Set exercise -
Report how many lines contain "underlying", with no other words.

START

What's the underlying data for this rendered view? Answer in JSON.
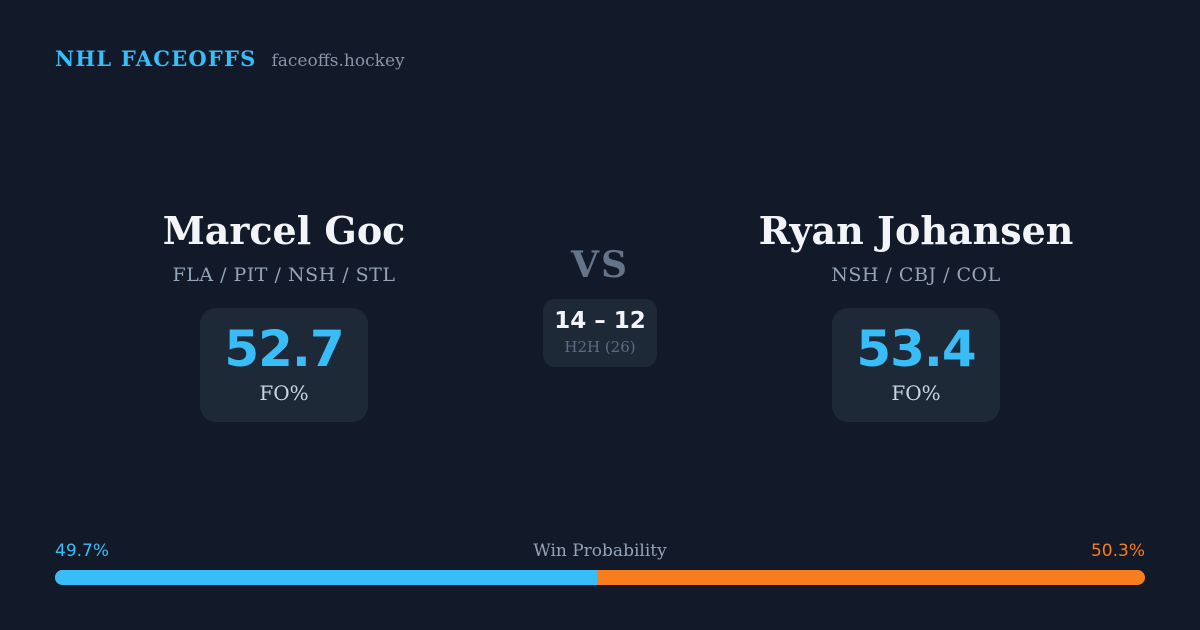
{
  "header": {
    "brand": "NHL FACEOFFS",
    "site": "faceoffs.hockey"
  },
  "matchup": {
    "vs_label": "VS",
    "h2h": {
      "score": "14 – 12",
      "label": "H2H (26)"
    },
    "players": [
      {
        "name": "Marcel Goc",
        "teams": "FLA / PIT / NSH / STL",
        "fo_pct": "52.7",
        "fo_label": "FO%"
      },
      {
        "name": "Ryan Johansen",
        "teams": "NSH / CBJ / COL",
        "fo_pct": "53.4",
        "fo_label": "FO%"
      }
    ]
  },
  "win_probability": {
    "title": "Win Probability",
    "left_pct_label": "49.7%",
    "right_pct_label": "50.3%",
    "left_value": 49.7,
    "right_value": 50.3
  },
  "colors": {
    "background": "#121a2a",
    "card_background": "#1e2938",
    "accent_blue": "#38bdf8",
    "accent_orange": "#f97c1d",
    "text_primary": "#f2f4f8",
    "text_muted": "#94a3b8"
  }
}
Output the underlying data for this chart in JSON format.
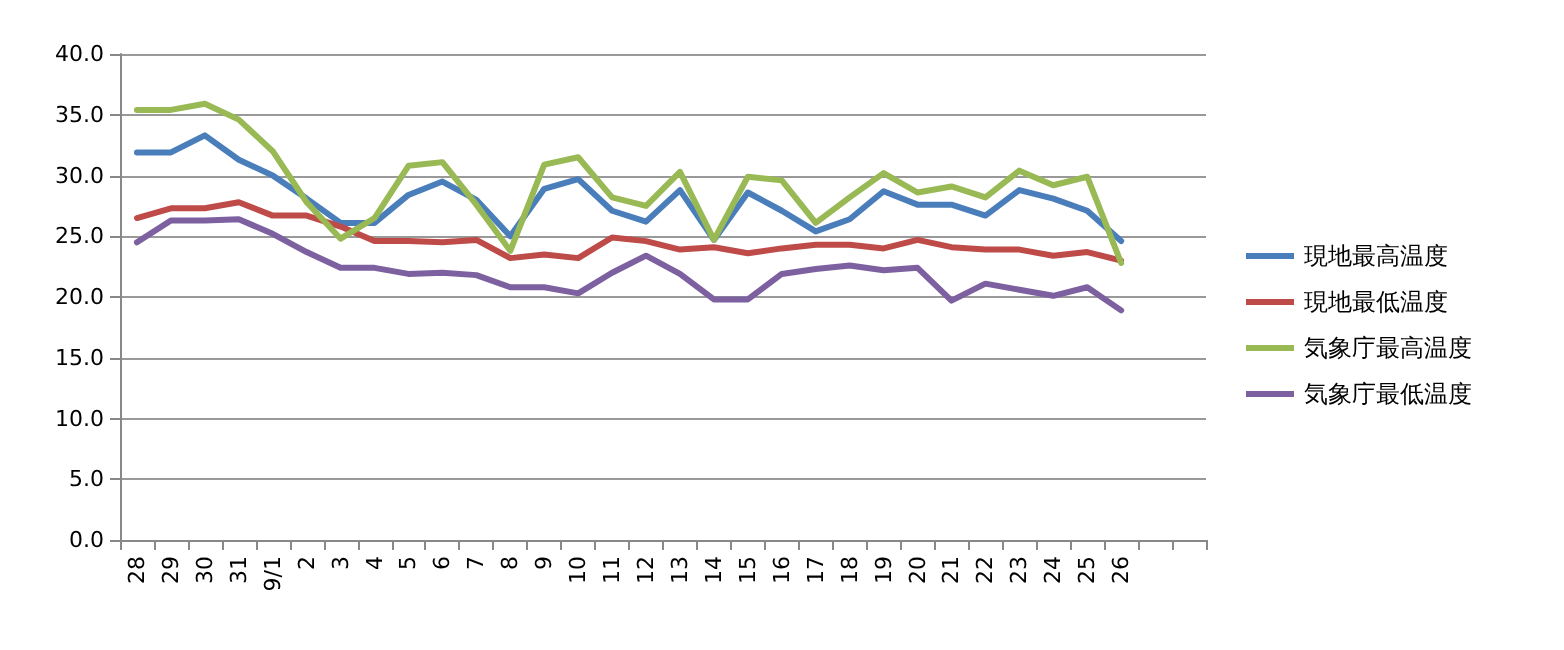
{
  "chart_data": {
    "type": "line",
    "categories": [
      "28",
      "29",
      "30",
      "31",
      "9/1",
      "2",
      "3",
      "4",
      "5",
      "6",
      "7",
      "8",
      "9",
      "10",
      "11",
      "12",
      "13",
      "14",
      "15",
      "16",
      "17",
      "18",
      "19",
      "20",
      "21",
      "22",
      "23",
      "24",
      "25",
      "26",
      null,
      null
    ],
    "series": [
      {
        "name": "現地最高温度",
        "color": "#4a7ebb",
        "values": [
          31.9,
          31.9,
          33.3,
          31.3,
          30.0,
          28.1,
          26.1,
          26.1,
          28.4,
          29.5,
          28.0,
          25.0,
          28.9,
          29.7,
          27.1,
          26.2,
          28.8,
          24.7,
          28.6,
          27.1,
          25.4,
          26.4,
          28.7,
          27.6,
          27.6,
          26.7,
          28.8,
          28.1,
          27.1,
          24.6,
          null,
          null
        ]
      },
      {
        "name": "現地最低温度",
        "color": "#be4b48",
        "values": [
          26.5,
          27.3,
          27.3,
          27.8,
          26.7,
          26.7,
          25.8,
          24.6,
          24.6,
          24.5,
          24.7,
          23.2,
          23.5,
          23.2,
          24.9,
          24.6,
          23.9,
          24.1,
          23.6,
          24.0,
          24.3,
          24.3,
          24.0,
          24.7,
          24.1,
          23.9,
          23.9,
          23.4,
          23.7,
          23.0,
          null,
          null
        ]
      },
      {
        "name": "気象庁最高温度",
        "color": "#98b954",
        "values": [
          35.4,
          35.4,
          35.9,
          34.6,
          32.0,
          27.8,
          24.8,
          26.5,
          30.8,
          31.1,
          27.6,
          23.8,
          30.9,
          31.5,
          28.2,
          27.5,
          30.3,
          24.7,
          29.9,
          29.6,
          26.1,
          28.2,
          30.2,
          28.6,
          29.1,
          28.2,
          30.4,
          29.2,
          29.9,
          22.8,
          null,
          null
        ]
      },
      {
        "name": "気象庁最低温度",
        "color": "#7d60a0",
        "values": [
          24.5,
          26.3,
          26.3,
          26.4,
          25.2,
          23.7,
          22.4,
          22.4,
          21.9,
          22.0,
          21.8,
          20.8,
          20.8,
          20.3,
          22.0,
          23.4,
          21.9,
          19.8,
          19.8,
          21.9,
          22.3,
          22.6,
          22.2,
          22.4,
          19.7,
          21.1,
          20.6,
          20.1,
          20.8,
          18.9,
          null,
          null
        ]
      }
    ],
    "ylim": [
      0,
      40
    ],
    "yticks": [
      {
        "value": 0,
        "label": "0.0"
      },
      {
        "value": 5,
        "label": "5.0"
      },
      {
        "value": 10,
        "label": "10.0"
      },
      {
        "value": 15,
        "label": "15.0"
      },
      {
        "value": 20,
        "label": "20.0"
      },
      {
        "value": 25,
        "label": "25.0"
      },
      {
        "value": 30,
        "label": "30.0"
      },
      {
        "value": 35,
        "label": "35.0"
      },
      {
        "value": 40,
        "label": "40.0"
      }
    ],
    "grid": "y",
    "legend": "right",
    "marker": "none",
    "line_style": "solid"
  }
}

END

Result -
2